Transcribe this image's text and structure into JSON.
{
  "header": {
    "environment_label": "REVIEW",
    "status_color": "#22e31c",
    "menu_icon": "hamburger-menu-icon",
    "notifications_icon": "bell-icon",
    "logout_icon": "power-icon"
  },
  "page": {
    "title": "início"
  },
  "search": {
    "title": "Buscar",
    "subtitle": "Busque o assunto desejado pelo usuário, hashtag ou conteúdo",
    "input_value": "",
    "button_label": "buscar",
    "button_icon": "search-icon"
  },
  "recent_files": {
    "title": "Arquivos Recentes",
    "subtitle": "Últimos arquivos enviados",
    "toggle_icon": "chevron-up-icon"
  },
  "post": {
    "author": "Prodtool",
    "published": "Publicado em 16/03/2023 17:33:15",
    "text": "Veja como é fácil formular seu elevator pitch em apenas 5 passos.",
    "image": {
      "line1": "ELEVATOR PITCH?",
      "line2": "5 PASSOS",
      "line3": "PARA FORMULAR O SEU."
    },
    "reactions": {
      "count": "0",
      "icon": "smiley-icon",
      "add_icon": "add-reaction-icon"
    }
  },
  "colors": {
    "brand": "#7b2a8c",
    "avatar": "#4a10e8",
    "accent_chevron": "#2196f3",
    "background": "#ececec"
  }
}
* * *
**Problem details:**
Transcribe each entry exactly.

**Solution:**
Transcribe this image's text and structure into JSON.
{
  "header": {
    "environment_label": "REVIEW",
    "status_color": "#22e31c",
    "menu_icon": "hamburger-menu-icon",
    "notifications_icon": "bell-icon",
    "logout_icon": "power-icon"
  },
  "page": {
    "title": "início"
  },
  "search": {
    "title": "Buscar",
    "subtitle": "Busque o assunto desejado pelo usuário, hashtag ou conteúdo",
    "input_value": "",
    "button_label": "buscar",
    "button_icon": "search-icon"
  },
  "recent_files": {
    "title": "Arquivos Recentes",
    "subtitle": "Últimos arquivos enviados",
    "toggle_icon": "chevron-up-icon"
  },
  "post": {
    "author": "Prodtool",
    "published": "Publicado em 16/03/2023 17:33:15",
    "text": "Veja como é fácil formular seu elevator pitch em apenas 5 passos.",
    "image": {
      "line1": "ELEVATOR PITCH?",
      "line2": "5 PASSOS",
      "line3": "PARA FORMULAR O SEU."
    },
    "reactions": {
      "count": "0",
      "icon": "smiley-icon",
      "add_icon": "add-reaction-icon"
    }
  },
  "colors": {
    "brand": "#7b2a8c",
    "avatar": "#4a10e8",
    "accent_chevron": "#2196f3",
    "background": "#ececec"
  }
}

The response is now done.